= JOB =
Write out every single entry exactly.

= RAW RECORDS =
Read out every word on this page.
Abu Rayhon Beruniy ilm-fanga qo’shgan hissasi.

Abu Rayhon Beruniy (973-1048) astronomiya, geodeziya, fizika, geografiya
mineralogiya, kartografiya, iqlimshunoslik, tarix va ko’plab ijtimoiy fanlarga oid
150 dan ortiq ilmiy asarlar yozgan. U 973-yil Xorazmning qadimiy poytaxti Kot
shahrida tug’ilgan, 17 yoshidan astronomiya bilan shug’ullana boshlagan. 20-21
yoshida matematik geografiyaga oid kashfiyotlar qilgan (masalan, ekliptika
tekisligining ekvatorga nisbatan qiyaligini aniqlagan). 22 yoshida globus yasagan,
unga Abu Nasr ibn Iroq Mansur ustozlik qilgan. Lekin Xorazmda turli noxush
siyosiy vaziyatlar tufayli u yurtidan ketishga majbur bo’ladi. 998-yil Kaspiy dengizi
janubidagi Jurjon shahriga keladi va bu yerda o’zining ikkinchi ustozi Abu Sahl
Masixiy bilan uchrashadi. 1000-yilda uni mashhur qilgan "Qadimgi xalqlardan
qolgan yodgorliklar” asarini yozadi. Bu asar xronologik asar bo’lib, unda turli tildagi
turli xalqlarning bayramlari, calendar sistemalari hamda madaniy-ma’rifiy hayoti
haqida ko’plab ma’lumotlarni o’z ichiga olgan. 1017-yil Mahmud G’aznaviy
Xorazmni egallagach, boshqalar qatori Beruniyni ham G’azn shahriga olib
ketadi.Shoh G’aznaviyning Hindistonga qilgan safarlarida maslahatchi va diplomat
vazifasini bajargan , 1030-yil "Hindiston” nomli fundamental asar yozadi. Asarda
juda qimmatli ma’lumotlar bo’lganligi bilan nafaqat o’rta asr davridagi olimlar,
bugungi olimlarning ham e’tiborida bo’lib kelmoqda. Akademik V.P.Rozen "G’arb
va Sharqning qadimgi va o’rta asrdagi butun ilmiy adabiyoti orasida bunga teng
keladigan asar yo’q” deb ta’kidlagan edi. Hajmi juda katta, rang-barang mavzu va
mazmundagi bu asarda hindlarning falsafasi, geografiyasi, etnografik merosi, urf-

= ANSWER TO THE TASK =
Read out every word on this page.
Abu Rayhon Beruniy ilm-fanga qo’shgan hissasi.

Abu Rayhon Beruniy (973-1048) astronomiya, geodeziya, fizika, geografiya
mineralogiya, kartografiya, iqlimshunoslik, tarix va ko’plab ijtimoiy fanlarga oid
150 dan ortiq ilmiy asarlar yozgan. U 973-yil Xorazmning qadimiy poytaxti Kot
shahrida tug’ilgan, 17 yoshidan astronomiya bilan shug’ullana boshlagan. 20-21
yoshida matematik geografiyaga oid kashfiyotlar qilgan (masalan, ekliptika
tekisligining ekvatorga nisbatan qiyaligini aniqlagan). 22 yoshida globus yasagan,
unga Abu Nasr ibn Iroq Mansur ustozlik qilgan. Lekin Xorazmda turli noxush
siyosiy vaziyatlar tufayli u yurtidan ketishga majbur bo’ladi. 998-yil Kaspiy dengizi
janubidagi Jurjon shahriga keladi va bu yerda o’zining ikkinchi ustozi Abu Sahl
Masixiy bilan uchrashadi. 1000-yilda uni mashhur qilgan "Qadimgi xalqlardan
qolgan yodgorliklar” asarini yozadi. Bu asar xronologik asar bo’lib, unda turli tildagi
turli xalqlarning bayramlari, calendar sistemalari hamda madaniy-ma’rifiy hayoti
haqida ko’plab ma’lumotlarni o’z ichiga olgan. 1017-yil Mahmud G’aznaviy
Xorazmni egallagach, boshqalar qatori Beruniyni ham G’azn shahriga olib
ketadi.Shoh G’aznaviyning Hindistonga qilgan safarlarida maslahatchi va diplomat
vazifasini bajargan , 1030-yil "Hindiston” nomli fundamental asar yozadi. Asarda
juda qimmatli ma’lumotlar bo’lganligi bilan nafaqat o’rta asr davridagi olimlar,
bugungi olimlarning ham e’tiborida bo’lib kelmoqda. Akademik V.P.Rozen "G’arb
va Sharqning qadimgi va o’rta asrdagi butun ilmiy adabiyoti orasida bunga teng
keladigan asar yo’q” deb ta’kidlagan edi. Hajmi juda katta, rang-barang mavzu va
mazmundagi bu asarda hindlarning falsafasi, geografiyasi, etnografik merosi, urf-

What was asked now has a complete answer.